[Records from a data source]
===============

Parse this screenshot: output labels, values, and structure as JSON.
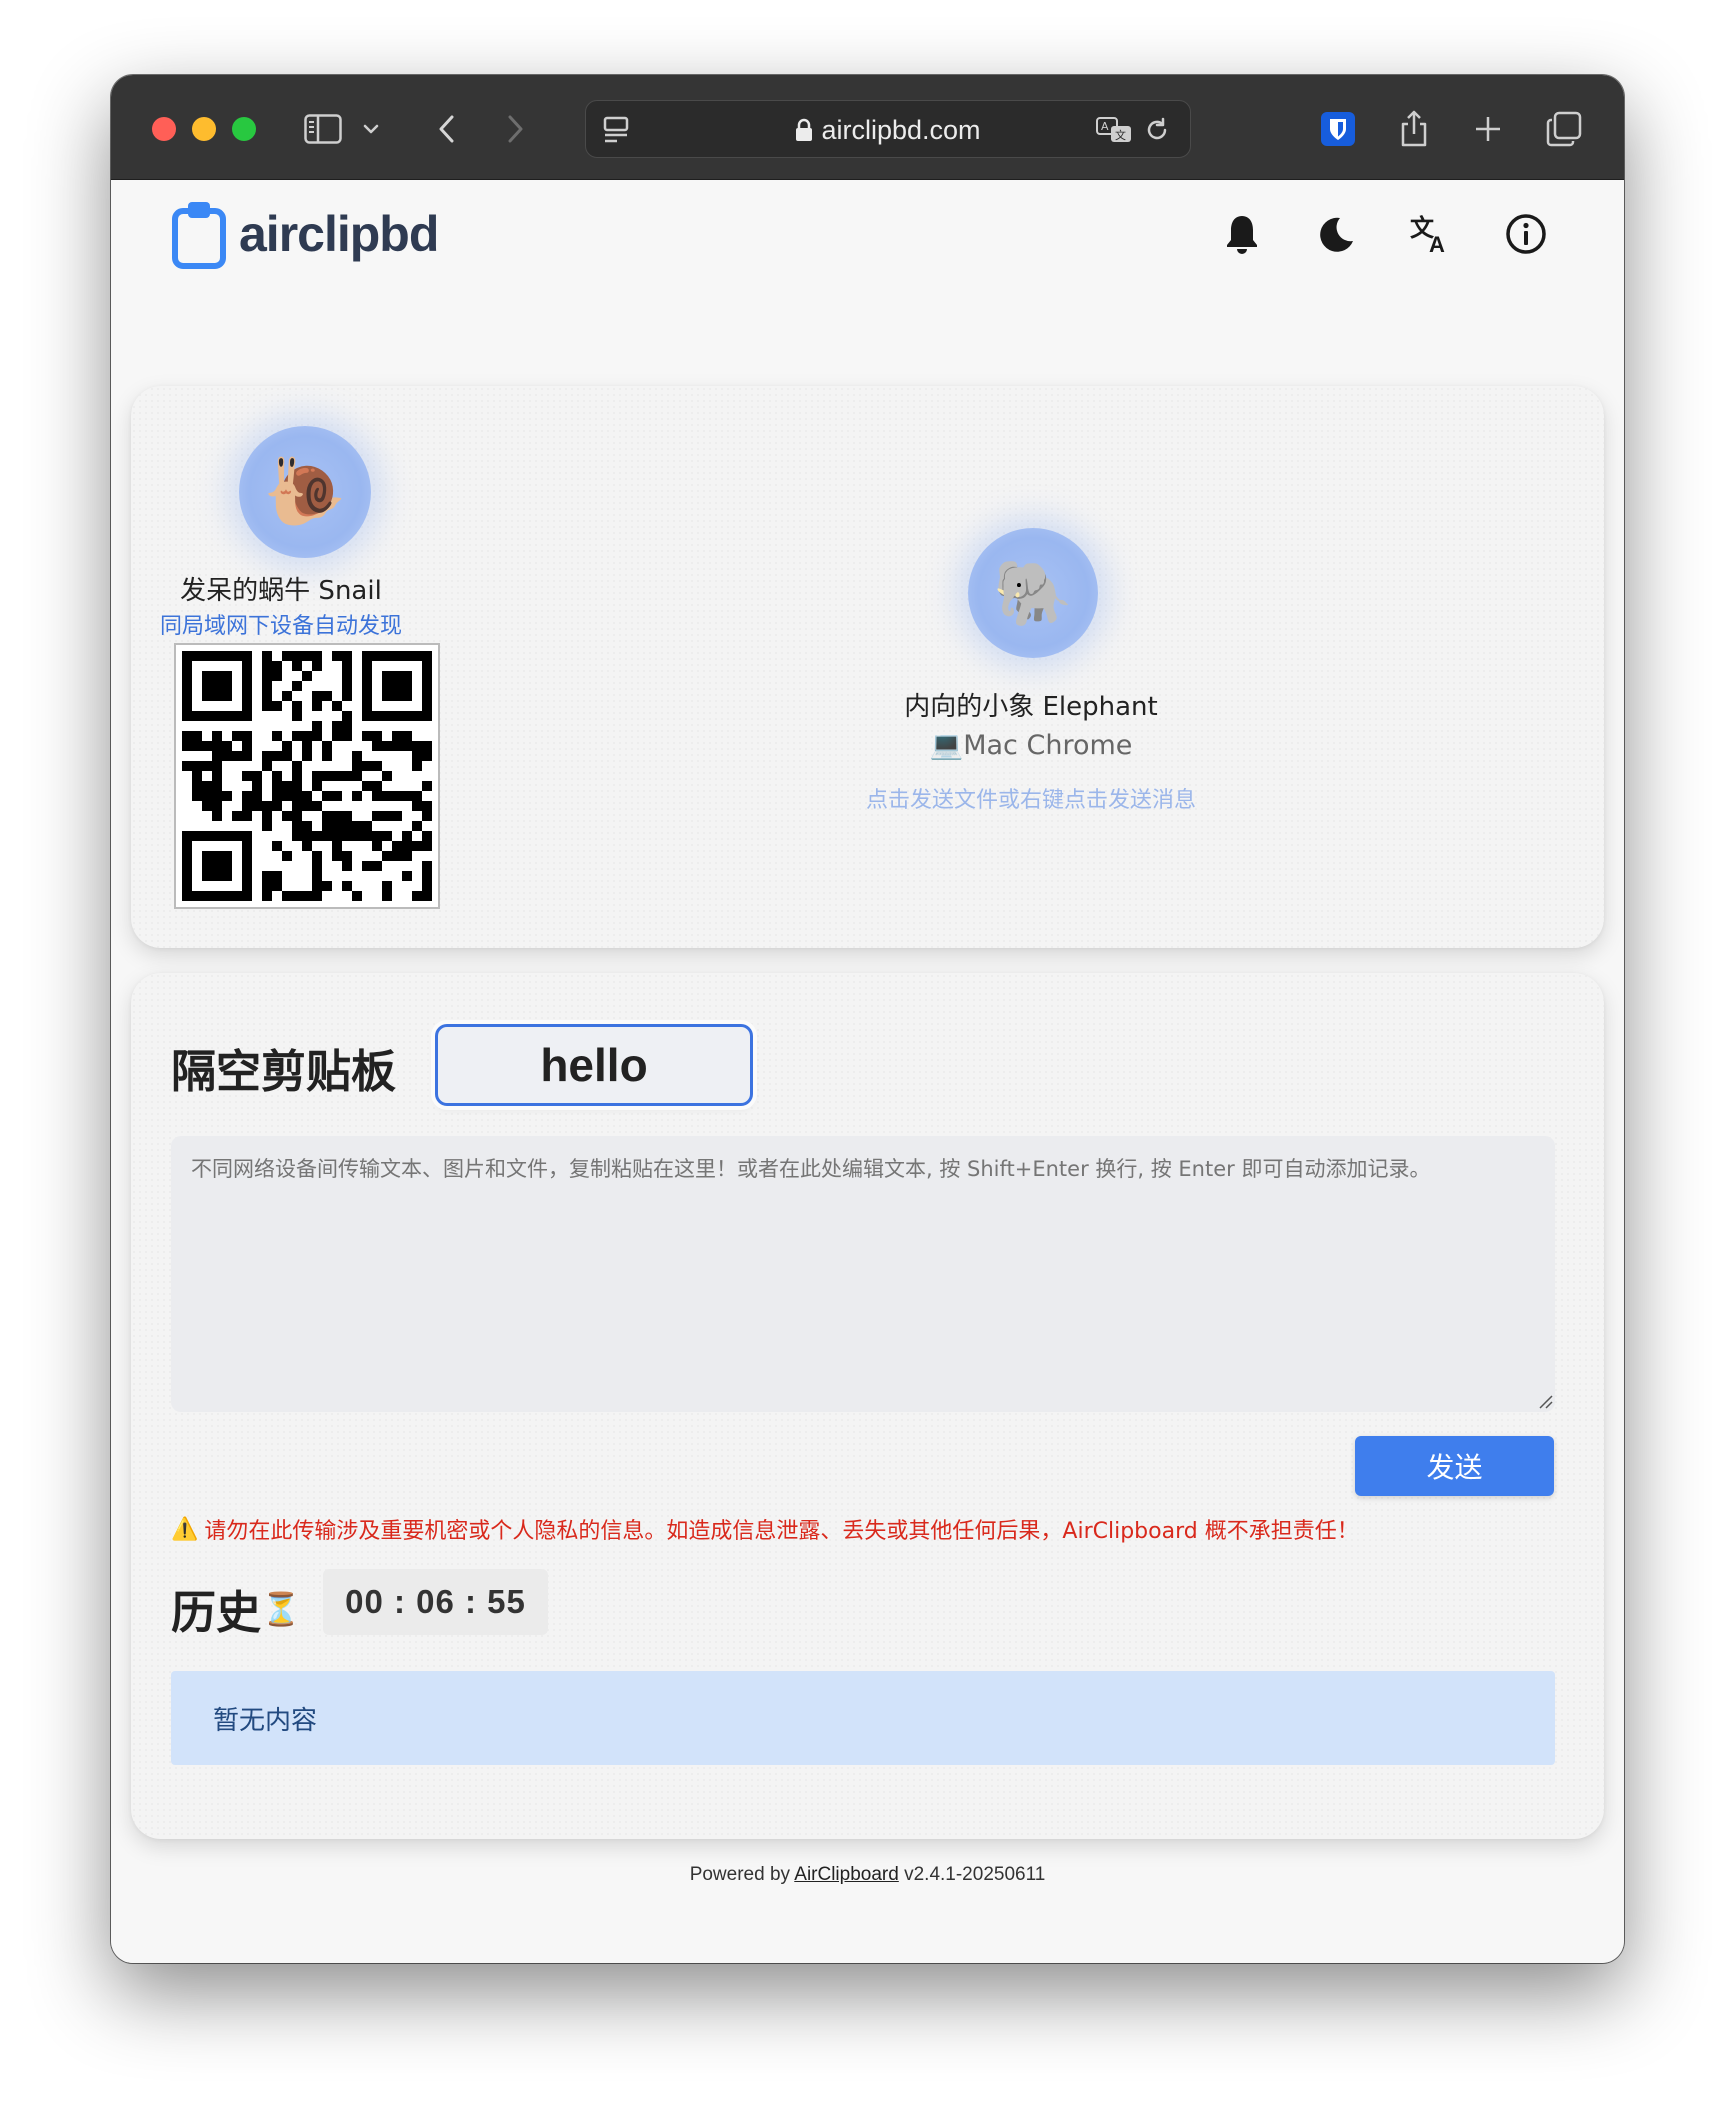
{
  "browser": {
    "url": "airclipbd.com"
  },
  "header": {
    "logo_text": "airclipbd",
    "icons": [
      "bell-icon",
      "moon-icon",
      "translate-icon",
      "info-icon"
    ]
  },
  "devices": {
    "self": {
      "emoji": "🐌",
      "name": "发呆的蜗牛 Snail",
      "hint": "同局域网下设备自动发现"
    },
    "peer": {
      "emoji": "🐘",
      "name": "内向的小象 Elephant",
      "device_icon": "💻",
      "device": "Mac Chrome",
      "hint": "点击发送文件或右键点击发送消息"
    }
  },
  "clipboard": {
    "title": "隔空剪贴板",
    "room_code": "hello",
    "placeholder": "不同网络设备间传输文本、图片和文件，复制粘贴在这里！或者在此处编辑文本, 按 Shift+Enter 换行, 按 Enter 即可自动添加记录。",
    "send_label": "发送",
    "warning_icon": "⚠️",
    "warning": "请勿在此传输涉及重要机密或个人隐私的信息。如造成信息泄露、丢失或其他任何后果，AirClipboard 概不承担责任！"
  },
  "history": {
    "title": "历史",
    "hourglass": "⏳",
    "timer": "00 : 06 : 55",
    "empty_text": "暂无内容"
  },
  "footer": {
    "prefix": "Powered by",
    "link": "AirClipboard",
    "version": "v2.4.1-20250611"
  },
  "colors": {
    "accent": "#3f7eed",
    "warning": "#d9291c",
    "avatar": "#9ab7f0"
  }
}
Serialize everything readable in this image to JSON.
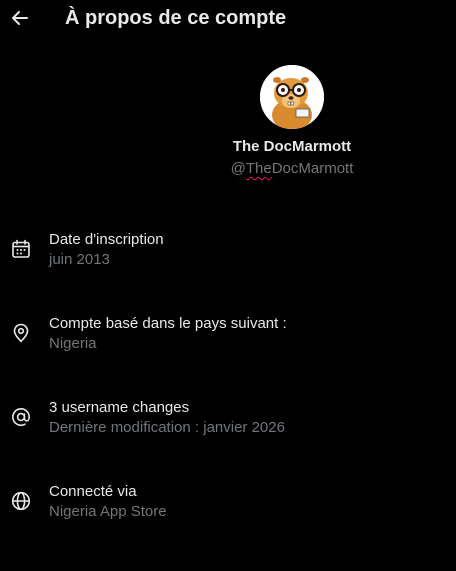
{
  "header": {
    "back_icon": "arrow-left-icon",
    "title": "À propos de ce compte"
  },
  "profile": {
    "display_name": "The DocMarmott",
    "handle_prefix": "@",
    "handle_underlined": "The",
    "handle_rest": "DocMarmott"
  },
  "details": [
    {
      "icon": "calendar-icon",
      "label": "Date d'inscription",
      "value": "juin 2013"
    },
    {
      "icon": "location-pin-icon",
      "label": "Compte basé dans le pays suivant :",
      "value": "Nigeria"
    },
    {
      "icon": "at-sign-icon",
      "label": "3 username changes",
      "value": "Dernière modification : janvier 2026"
    },
    {
      "icon": "globe-icon",
      "label": "Connecté via",
      "value": "Nigeria App Store"
    }
  ],
  "colors": {
    "background": "#000000",
    "primary_text": "#e7e9ea",
    "secondary_text": "#71767b",
    "spellcheck_underline": "#e0245e"
  }
}
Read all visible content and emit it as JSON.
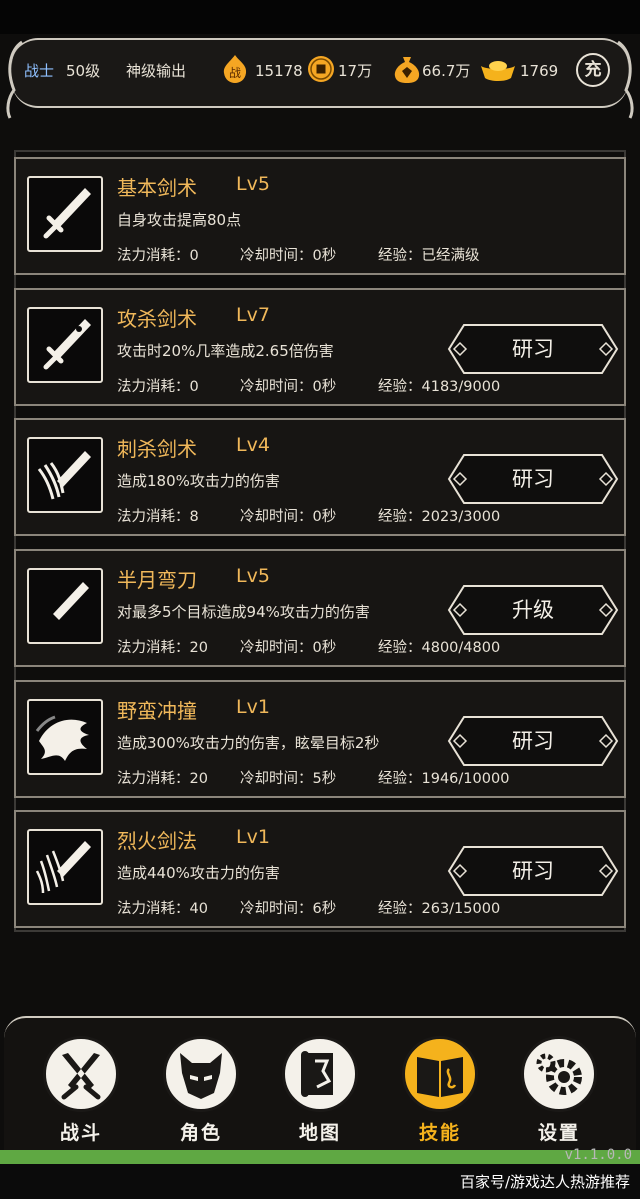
{
  "header": {
    "class": "战士",
    "level": "50级",
    "title": "神级输出",
    "battle_icon": "battle-power-icon",
    "battle_glyph": "战",
    "battle_power": "15178",
    "coin_icon": "coin-icon",
    "coins": "17万",
    "gem_icon": "gem-bag-icon",
    "gems": "66.7万",
    "ingot_icon": "gold-ingot-icon",
    "ingots": "1769",
    "recharge_label": "充"
  },
  "labels": {
    "mp": "法力消耗：",
    "cd": "冷却时间：",
    "exp": "经验："
  },
  "skills": [
    {
      "name": "基本剑术",
      "level": "Lv5",
      "desc": "自身攻击提高80点",
      "mp": "法力消耗：0",
      "cd": "冷却时间：0秒",
      "exp": "经验：已经满级",
      "button": "",
      "icon": "basic-sword-icon"
    },
    {
      "name": "攻杀剑术",
      "level": "Lv7",
      "desc": "攻击时20%几率造成2.65倍伤害",
      "mp": "法力消耗：0",
      "cd": "冷却时间：0秒",
      "exp": "经验：4183/9000",
      "button": "研习",
      "icon": "slaying-sword-icon"
    },
    {
      "name": "刺杀剑术",
      "level": "Lv4",
      "desc": "造成180%攻击力的伤害",
      "mp": "法力消耗：8",
      "cd": "冷却时间：0秒",
      "exp": "经验：2023/3000",
      "button": "研习",
      "icon": "thrust-sword-icon"
    },
    {
      "name": "半月弯刀",
      "level": "Lv5",
      "desc": "对最多5个目标造成94%攻击力的伤害",
      "mp": "法力消耗：20",
      "cd": "冷却时间：0秒",
      "exp": "经验：4800/4800",
      "button": "升级",
      "icon": "half-moon-blade-icon"
    },
    {
      "name": "野蛮冲撞",
      "level": "Lv1",
      "desc": "造成300%攻击力的伤害，眩晕目标2秒",
      "mp": "法力消耗：20",
      "cd": "冷却时间：5秒",
      "exp": "经验：1946/10000",
      "button": "研习",
      "icon": "barbaric-charge-icon"
    },
    {
      "name": "烈火剑法",
      "level": "Lv1",
      "desc": "造成440%攻击力的伤害",
      "mp": "法力消耗：40",
      "cd": "冷却时间：6秒",
      "exp": "经验：263/15000",
      "button": "研习",
      "icon": "flaming-sword-icon"
    }
  ],
  "nav": [
    {
      "label": "战斗",
      "icon": "crossed-swords-icon",
      "active": false
    },
    {
      "label": "角色",
      "icon": "helmet-icon",
      "active": false
    },
    {
      "label": "地图",
      "icon": "scroll-map-icon",
      "active": false
    },
    {
      "label": "技能",
      "icon": "skill-book-icon",
      "active": true
    },
    {
      "label": "设置",
      "icon": "gears-icon",
      "active": false
    }
  ],
  "version": "v1.1.0.0",
  "watermark": "百家号/游戏达人热游推荐",
  "colors": {
    "accent_gold": "#f0b85a",
    "active_tab": "#f5b21c",
    "class_blue": "#8fc0ff",
    "progress_green": "#5fa843"
  }
}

===============

WRITTEN TASK ▸ Copy out all of the data word for word. Do not carry over any picture.

TASK RESULT ▸
Parse this screenshot: output labels, values, and structure as JSON.
{
  "browser": {
    "url": "airclipbd.com"
  },
  "header": {
    "logo_text": "airclipbd",
    "icons": [
      "bell-icon",
      "moon-icon",
      "translate-icon",
      "info-icon"
    ]
  },
  "devices": {
    "self": {
      "emoji": "🐌",
      "name": "发呆的蜗牛 Snail",
      "hint": "同局域网下设备自动发现"
    },
    "peer": {
      "emoji": "🐘",
      "name": "内向的小象 Elephant",
      "device_icon": "💻",
      "device": "Mac Chrome",
      "hint": "点击发送文件或右键点击发送消息"
    }
  },
  "clipboard": {
    "title": "隔空剪贴板",
    "room_code": "hello",
    "placeholder": "不同网络设备间传输文本、图片和文件，复制粘贴在这里！或者在此处编辑文本, 按 Shift+Enter 换行, 按 Enter 即可自动添加记录。",
    "send_label": "发送",
    "warning_icon": "⚠️",
    "warning": "请勿在此传输涉及重要机密或个人隐私的信息。如造成信息泄露、丢失或其他任何后果，AirClipboard 概不承担责任！"
  },
  "history": {
    "title": "历史",
    "hourglass": "⏳",
    "timer": "00 : 06 : 55",
    "empty_text": "暂无内容"
  },
  "footer": {
    "prefix": "Powered by",
    "link": "AirClipboard",
    "version": "v2.4.1-20250611"
  },
  "colors": {
    "accent": "#3f7eed",
    "warning": "#d9291c",
    "avatar": "#9ab7f0"
  }
}
Serialize everything readable in this image to JSON.
{
  "header": {
    "back_icon": "arrow-left-icon",
    "title": "À propos de ce compte"
  },
  "profile": {
    "display_name": "The DocMarmott",
    "handle_prefix": "@",
    "handle_underlined": "The",
    "handle_rest": "DocMarmott"
  },
  "details": [
    {
      "icon": "calendar-icon",
      "label": "Date d'inscription",
      "value": "juin 2013"
    },
    {
      "icon": "location-pin-icon",
      "label": "Compte basé dans le pays suivant :",
      "value": "Nigeria"
    },
    {
      "icon": "at-sign-icon",
      "label": "3 username changes",
      "value": "Dernière modification : janvier 2026"
    },
    {
      "icon": "globe-icon",
      "label": "Connecté via",
      "value": "Nigeria App Store"
    }
  ],
  "colors": {
    "background": "#000000",
    "primary_text": "#e7e9ea",
    "secondary_text": "#71767b",
    "spellcheck_underline": "#e0245e"
  }
}
Read all visible content and emit it as JSON.
{
  "header": {
    "class": "战士",
    "level": "50级",
    "title": "神级输出",
    "battle_icon": "battle-power-icon",
    "battle_glyph": "战",
    "battle_power": "15178",
    "coin_icon": "coin-icon",
    "coins": "17万",
    "gem_icon": "gem-bag-icon",
    "gems": "66.7万",
    "ingot_icon": "gold-ingot-icon",
    "ingots": "1769",
    "recharge_label": "充"
  },
  "labels": {
    "mp": "法力消耗：",
    "cd": "冷却时间：",
    "exp": "经验："
  },
  "skills": [
    {
      "name": "基本剑术",
      "level": "Lv5",
      "desc": "自身攻击提高80点",
      "mp": "法力消耗：0",
      "cd": "冷却时间：0秒",
      "exp": "经验：已经满级",
      "button": "",
      "icon": "basic-sword-icon"
    },
    {
      "name": "攻杀剑术",
      "level": "Lv7",
      "desc": "攻击时20%几率造成2.65倍伤害",
      "mp": "法力消耗：0",
      "cd": "冷却时间：0秒",
      "exp": "经验：4183/9000",
      "button": "研习",
      "icon": "slaying-sword-icon"
    },
    {
      "name": "刺杀剑术",
      "level": "Lv4",
      "desc": "造成180%攻击力的伤害",
      "mp": "法力消耗：8",
      "cd": "冷却时间：0秒",
      "exp": "经验：2023/3000",
      "button": "研习",
      "icon": "thrust-sword-icon"
    },
    {
      "name": "半月弯刀",
      "level": "Lv5",
      "desc": "对最多5个目标造成94%攻击力的伤害",
      "mp": "法力消耗：20",
      "cd": "冷却时间：0秒",
      "exp": "经验：4800/4800",
      "button": "升级",
      "icon": "half-moon-blade-icon"
    },
    {
      "name": "野蛮冲撞",
      "level": "Lv1",
      "desc": "造成300%攻击力的伤害，眩晕目标2秒",
      "mp": "法力消耗：20",
      "cd": "冷却时间：5秒",
      "exp": "经验：1946/10000",
      "button": "研习",
      "icon": "barbaric-charge-icon"
    },
    {
      "name": "烈火剑法",
      "level": "Lv1",
      "desc": "造成440%攻击力的伤害",
      "mp": "法力消耗：40",
      "cd": "冷却时间：6秒",
      "exp": "经验：263/15000",
      "button": "研习",
      "icon": "flaming-sword-icon"
    }
  ],
  "nav": [
    {
      "label": "战斗",
      "icon": "crossed-swords-icon",
      "active": false
    },
    {
      "label": "角色",
      "icon": "helmet-icon",
      "active": false
    },
    {
      "label": "地图",
      "icon": "scroll-map-icon",
      "active": false
    },
    {
      "label": "技能",
      "icon": "skill-book-icon",
      "active": true
    },
    {
      "label": "设置",
      "icon": "gears-icon",
      "active": false
    }
  ],
  "version": "v1.1.0.0",
  "watermark": "百家号/游戏达人热游推荐",
  "colors": {
    "accent_gold": "#f0b85a",
    "active_tab": "#f5b21c",
    "class_blue": "#8fc0ff",
    "progress_green": "#5fa843"
  }
}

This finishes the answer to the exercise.